=== Dataset rows about figures ===

┏━━

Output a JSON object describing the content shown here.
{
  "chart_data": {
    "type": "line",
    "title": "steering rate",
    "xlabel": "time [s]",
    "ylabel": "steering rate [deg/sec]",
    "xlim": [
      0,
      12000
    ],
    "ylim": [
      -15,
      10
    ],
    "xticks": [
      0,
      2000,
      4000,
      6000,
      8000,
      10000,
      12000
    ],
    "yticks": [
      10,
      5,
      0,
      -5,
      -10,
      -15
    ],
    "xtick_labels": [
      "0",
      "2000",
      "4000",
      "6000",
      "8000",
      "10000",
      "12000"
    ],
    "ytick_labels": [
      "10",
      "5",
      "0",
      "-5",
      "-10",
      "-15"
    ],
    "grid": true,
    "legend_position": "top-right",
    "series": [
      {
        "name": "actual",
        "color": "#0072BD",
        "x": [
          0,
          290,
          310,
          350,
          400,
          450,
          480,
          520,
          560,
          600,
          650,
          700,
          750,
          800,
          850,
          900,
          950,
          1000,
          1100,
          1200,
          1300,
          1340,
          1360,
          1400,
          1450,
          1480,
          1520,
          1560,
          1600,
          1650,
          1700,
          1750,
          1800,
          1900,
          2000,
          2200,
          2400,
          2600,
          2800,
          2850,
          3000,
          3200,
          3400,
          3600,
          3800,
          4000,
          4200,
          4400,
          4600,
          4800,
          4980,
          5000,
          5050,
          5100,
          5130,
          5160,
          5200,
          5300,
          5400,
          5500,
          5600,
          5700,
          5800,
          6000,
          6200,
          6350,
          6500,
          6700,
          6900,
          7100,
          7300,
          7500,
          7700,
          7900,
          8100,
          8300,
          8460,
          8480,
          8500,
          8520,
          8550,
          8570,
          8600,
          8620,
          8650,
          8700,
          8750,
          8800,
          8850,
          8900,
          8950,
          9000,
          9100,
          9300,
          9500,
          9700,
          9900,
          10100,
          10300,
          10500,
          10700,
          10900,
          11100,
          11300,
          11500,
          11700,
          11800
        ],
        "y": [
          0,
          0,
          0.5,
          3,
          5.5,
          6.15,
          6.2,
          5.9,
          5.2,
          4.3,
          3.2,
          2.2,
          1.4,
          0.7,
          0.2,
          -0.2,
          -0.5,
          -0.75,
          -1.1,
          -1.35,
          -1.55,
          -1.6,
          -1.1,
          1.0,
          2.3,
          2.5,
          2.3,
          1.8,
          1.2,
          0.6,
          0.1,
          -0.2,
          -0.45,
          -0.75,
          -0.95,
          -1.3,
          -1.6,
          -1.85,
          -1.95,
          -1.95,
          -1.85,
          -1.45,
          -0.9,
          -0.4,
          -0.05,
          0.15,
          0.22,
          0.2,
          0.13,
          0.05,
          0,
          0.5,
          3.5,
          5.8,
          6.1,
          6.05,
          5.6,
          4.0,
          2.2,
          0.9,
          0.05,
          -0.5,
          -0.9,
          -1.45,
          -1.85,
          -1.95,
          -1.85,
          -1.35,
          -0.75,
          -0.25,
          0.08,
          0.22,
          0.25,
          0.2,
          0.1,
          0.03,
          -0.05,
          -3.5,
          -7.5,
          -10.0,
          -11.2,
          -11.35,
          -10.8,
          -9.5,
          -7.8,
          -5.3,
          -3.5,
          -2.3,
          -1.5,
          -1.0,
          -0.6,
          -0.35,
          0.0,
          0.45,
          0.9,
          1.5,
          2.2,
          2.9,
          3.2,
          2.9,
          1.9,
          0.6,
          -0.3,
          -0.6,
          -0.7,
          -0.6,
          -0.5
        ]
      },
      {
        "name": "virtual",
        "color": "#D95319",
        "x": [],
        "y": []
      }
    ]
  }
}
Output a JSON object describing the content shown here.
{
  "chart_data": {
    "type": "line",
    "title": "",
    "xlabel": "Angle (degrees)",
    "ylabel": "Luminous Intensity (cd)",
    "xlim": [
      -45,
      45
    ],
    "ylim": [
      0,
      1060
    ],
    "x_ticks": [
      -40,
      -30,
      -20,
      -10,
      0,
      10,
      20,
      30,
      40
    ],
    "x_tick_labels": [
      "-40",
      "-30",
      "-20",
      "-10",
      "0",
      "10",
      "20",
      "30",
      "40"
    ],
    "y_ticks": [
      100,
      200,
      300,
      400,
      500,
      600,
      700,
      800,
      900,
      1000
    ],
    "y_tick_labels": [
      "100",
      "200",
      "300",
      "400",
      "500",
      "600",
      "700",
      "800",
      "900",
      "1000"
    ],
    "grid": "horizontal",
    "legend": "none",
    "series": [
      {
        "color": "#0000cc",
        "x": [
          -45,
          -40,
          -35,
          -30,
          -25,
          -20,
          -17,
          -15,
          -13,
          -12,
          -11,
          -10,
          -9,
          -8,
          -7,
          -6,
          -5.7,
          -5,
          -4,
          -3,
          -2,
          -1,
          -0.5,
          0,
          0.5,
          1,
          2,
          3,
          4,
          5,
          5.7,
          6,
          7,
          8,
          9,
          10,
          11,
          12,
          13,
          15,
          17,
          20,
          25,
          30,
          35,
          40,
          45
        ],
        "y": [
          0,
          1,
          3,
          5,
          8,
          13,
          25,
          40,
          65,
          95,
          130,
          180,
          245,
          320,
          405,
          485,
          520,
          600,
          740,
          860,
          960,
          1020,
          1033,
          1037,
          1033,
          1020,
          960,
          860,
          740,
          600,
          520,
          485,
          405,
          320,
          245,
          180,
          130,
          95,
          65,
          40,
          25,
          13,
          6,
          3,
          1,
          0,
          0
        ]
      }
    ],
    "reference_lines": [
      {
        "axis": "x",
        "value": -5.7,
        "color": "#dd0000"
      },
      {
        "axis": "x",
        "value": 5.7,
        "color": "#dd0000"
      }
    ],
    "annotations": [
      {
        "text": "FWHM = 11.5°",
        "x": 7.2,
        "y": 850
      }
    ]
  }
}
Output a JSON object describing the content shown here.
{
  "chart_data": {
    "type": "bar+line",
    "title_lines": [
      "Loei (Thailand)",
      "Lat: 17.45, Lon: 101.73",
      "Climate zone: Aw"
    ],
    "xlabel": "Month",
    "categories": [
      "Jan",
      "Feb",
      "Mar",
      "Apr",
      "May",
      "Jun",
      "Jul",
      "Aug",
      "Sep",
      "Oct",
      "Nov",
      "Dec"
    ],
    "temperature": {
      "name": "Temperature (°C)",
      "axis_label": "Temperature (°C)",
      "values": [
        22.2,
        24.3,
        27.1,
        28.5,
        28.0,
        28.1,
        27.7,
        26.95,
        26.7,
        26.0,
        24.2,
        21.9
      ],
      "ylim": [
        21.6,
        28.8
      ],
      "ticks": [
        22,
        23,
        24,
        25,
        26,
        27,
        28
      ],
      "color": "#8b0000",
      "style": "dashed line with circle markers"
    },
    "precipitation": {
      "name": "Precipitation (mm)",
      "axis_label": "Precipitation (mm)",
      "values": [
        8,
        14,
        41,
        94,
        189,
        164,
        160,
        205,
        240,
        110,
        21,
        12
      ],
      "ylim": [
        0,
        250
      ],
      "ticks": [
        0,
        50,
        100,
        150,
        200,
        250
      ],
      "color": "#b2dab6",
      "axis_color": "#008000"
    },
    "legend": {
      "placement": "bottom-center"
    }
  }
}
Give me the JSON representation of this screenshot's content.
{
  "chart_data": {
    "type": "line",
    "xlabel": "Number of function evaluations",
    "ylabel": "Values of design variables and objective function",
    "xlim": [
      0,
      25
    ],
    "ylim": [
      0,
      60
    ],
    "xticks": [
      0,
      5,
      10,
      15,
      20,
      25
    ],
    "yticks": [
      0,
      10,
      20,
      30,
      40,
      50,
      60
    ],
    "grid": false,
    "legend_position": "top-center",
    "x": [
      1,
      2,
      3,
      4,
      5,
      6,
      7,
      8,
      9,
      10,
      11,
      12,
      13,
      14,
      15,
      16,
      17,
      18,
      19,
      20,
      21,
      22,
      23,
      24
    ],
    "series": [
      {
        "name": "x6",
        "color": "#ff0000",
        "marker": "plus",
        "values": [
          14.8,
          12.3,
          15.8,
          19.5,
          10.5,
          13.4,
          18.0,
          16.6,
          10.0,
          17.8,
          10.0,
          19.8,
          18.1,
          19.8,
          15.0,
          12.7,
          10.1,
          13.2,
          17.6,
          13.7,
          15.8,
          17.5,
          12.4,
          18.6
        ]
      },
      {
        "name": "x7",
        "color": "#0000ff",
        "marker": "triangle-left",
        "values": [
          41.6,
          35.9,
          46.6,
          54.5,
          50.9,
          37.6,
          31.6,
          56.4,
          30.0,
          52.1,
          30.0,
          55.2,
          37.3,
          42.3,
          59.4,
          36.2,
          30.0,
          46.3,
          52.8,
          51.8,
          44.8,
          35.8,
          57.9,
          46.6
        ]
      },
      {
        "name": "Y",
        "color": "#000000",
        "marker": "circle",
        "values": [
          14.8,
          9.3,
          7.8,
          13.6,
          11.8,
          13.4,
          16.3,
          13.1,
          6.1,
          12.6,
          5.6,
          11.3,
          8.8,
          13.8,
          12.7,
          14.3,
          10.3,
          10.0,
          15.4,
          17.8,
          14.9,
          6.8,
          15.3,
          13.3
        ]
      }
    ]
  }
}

┗━━

=== CHALLENGE ===
Copy each line containing the word "grid" from the data.

=== THE REPLY ===
    "grid": true,
    "grid": "horizontal",
    "grid": false,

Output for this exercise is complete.